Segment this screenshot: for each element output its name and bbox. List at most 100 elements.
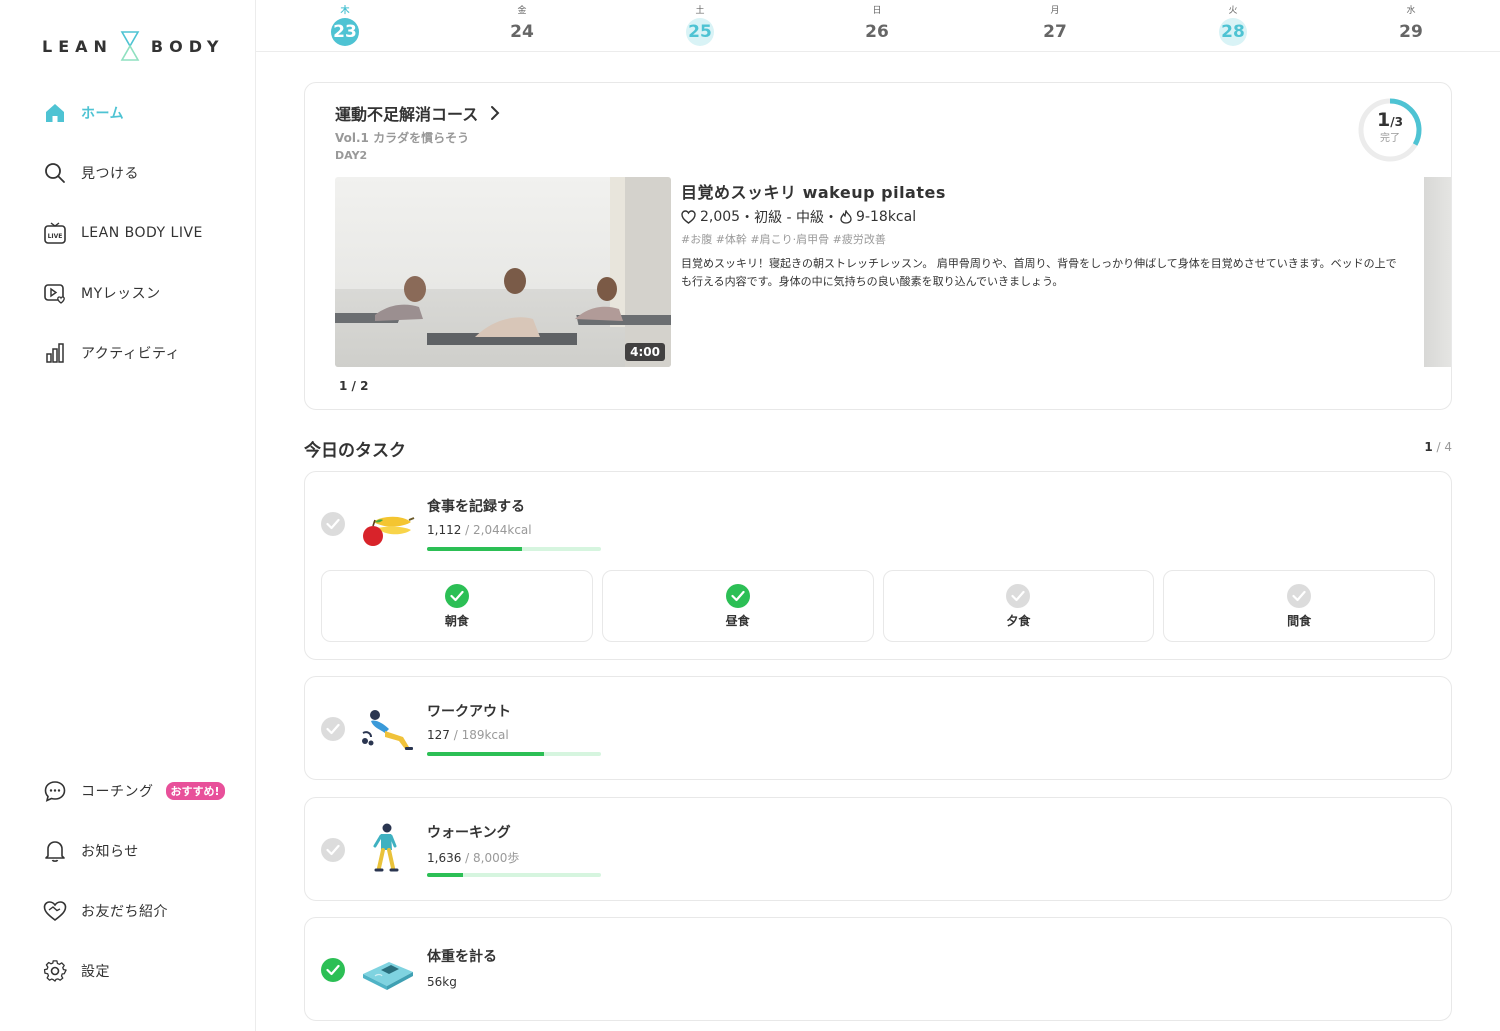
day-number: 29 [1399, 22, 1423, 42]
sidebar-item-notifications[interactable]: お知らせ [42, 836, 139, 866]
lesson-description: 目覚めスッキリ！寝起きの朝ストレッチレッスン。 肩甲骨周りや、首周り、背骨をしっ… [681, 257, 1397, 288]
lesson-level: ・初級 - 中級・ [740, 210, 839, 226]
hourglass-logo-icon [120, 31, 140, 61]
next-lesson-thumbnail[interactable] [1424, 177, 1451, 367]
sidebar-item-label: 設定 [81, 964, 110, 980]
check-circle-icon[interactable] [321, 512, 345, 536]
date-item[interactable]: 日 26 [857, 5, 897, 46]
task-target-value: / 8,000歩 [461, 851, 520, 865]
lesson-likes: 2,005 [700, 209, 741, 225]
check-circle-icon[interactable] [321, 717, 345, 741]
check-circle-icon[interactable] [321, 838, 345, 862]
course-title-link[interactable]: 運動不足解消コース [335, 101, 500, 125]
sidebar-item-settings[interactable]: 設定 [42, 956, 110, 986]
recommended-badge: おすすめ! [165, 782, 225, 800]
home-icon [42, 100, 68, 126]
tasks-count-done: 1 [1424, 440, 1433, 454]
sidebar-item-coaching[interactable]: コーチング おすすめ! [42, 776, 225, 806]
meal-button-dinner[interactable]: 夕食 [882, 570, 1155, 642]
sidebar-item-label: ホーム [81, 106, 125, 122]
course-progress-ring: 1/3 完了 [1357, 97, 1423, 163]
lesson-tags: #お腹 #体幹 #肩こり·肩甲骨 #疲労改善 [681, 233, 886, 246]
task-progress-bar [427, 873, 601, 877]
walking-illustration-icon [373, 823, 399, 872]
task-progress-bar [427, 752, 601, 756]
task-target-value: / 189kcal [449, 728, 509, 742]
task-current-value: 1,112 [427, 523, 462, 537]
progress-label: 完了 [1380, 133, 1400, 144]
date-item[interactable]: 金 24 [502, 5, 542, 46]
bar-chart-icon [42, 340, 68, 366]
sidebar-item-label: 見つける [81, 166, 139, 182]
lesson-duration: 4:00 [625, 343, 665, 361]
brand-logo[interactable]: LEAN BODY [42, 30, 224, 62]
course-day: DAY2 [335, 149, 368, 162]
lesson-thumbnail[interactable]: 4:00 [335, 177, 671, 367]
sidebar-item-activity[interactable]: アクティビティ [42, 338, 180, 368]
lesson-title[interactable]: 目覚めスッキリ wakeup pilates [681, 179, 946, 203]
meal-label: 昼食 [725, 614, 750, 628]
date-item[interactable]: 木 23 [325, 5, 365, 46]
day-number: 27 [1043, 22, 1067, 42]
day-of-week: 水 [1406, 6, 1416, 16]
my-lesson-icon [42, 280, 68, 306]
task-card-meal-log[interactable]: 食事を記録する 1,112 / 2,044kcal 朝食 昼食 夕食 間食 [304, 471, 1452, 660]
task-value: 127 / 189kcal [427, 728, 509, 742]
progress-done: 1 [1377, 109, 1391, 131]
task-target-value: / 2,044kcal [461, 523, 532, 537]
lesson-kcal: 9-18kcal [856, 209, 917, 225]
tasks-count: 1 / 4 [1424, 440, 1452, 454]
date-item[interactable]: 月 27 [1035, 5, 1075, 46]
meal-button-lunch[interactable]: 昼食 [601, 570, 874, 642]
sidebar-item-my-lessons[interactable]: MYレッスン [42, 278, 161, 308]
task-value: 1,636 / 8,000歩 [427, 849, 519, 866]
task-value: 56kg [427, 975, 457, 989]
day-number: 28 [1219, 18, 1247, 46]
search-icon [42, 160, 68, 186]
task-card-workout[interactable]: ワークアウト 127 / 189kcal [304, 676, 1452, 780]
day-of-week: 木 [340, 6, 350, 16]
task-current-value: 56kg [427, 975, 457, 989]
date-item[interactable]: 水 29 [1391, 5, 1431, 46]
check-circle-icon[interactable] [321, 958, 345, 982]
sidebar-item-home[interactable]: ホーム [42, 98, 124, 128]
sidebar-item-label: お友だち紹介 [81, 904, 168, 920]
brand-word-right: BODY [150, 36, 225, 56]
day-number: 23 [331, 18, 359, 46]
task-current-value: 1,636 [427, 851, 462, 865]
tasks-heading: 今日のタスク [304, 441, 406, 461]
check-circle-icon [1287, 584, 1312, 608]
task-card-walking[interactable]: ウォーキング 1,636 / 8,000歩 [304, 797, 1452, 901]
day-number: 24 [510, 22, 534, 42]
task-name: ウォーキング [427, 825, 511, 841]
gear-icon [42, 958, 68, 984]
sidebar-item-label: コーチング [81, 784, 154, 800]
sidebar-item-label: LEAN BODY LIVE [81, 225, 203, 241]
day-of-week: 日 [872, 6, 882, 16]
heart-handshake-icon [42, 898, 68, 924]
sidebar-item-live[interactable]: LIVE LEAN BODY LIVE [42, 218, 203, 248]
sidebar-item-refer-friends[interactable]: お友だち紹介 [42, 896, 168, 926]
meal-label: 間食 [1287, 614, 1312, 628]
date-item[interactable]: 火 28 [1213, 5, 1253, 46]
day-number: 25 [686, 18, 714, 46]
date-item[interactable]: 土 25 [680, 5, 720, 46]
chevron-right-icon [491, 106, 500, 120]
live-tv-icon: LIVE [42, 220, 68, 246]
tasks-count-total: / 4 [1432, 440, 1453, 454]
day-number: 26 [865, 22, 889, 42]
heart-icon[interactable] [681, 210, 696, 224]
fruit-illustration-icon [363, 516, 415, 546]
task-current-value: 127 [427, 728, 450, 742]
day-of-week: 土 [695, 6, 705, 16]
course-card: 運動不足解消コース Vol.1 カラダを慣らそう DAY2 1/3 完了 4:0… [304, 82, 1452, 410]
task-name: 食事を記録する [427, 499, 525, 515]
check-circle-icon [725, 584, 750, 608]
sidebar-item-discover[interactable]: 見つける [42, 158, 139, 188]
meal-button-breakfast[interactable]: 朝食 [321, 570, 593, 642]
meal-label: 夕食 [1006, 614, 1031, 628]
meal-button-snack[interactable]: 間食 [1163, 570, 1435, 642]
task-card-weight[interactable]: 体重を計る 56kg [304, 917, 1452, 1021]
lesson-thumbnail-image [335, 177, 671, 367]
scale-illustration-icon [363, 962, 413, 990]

-=-=-=-=-

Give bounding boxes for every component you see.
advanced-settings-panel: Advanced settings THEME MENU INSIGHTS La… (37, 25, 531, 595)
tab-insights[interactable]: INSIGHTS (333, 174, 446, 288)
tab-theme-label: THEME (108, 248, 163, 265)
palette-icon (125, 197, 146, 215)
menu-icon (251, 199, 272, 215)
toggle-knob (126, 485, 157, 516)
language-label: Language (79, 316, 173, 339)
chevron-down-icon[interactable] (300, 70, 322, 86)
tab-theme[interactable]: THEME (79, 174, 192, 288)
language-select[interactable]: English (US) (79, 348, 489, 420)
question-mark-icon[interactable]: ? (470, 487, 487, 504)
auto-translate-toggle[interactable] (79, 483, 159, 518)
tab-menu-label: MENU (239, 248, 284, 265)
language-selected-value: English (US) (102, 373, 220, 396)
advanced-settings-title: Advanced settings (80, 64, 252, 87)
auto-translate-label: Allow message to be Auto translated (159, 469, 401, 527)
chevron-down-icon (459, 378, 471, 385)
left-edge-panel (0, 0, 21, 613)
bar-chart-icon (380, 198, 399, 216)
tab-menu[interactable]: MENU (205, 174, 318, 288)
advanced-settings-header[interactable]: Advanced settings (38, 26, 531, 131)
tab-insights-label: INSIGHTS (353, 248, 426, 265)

-=-=-=-=-

_The request_. Output the material from the line with "Give bounding boxes" up to and including the line with "tab-menu[interactable]: MENU (205, 174, 318, 288)", reproduced exactly.

_Response_.
Give bounding boxes for every component you see.
advanced-settings-panel: Advanced settings THEME MENU INSIGHTS La… (37, 25, 531, 595)
tab-insights[interactable]: INSIGHTS (333, 174, 446, 288)
tab-theme-label: THEME (108, 248, 163, 265)
palette-icon (125, 197, 146, 215)
menu-icon (251, 199, 272, 215)
toggle-knob (126, 485, 157, 516)
language-label: Language (79, 316, 173, 339)
chevron-down-icon[interactable] (300, 70, 322, 86)
tab-theme[interactable]: THEME (79, 174, 192, 288)
language-select[interactable]: English (US) (79, 348, 489, 420)
question-mark-icon[interactable]: ? (470, 487, 487, 504)
auto-translate-toggle[interactable] (79, 483, 159, 518)
tab-menu-label: MENU (239, 248, 284, 265)
language-selected-value: English (US) (102, 373, 220, 396)
advanced-settings-title: Advanced settings (80, 64, 252, 87)
auto-translate-label: Allow message to be Auto translated (159, 469, 401, 527)
chevron-down-icon (459, 378, 471, 385)
left-edge-panel (0, 0, 21, 613)
bar-chart-icon (380, 198, 399, 216)
tab-menu[interactable]: MENU (205, 174, 318, 288)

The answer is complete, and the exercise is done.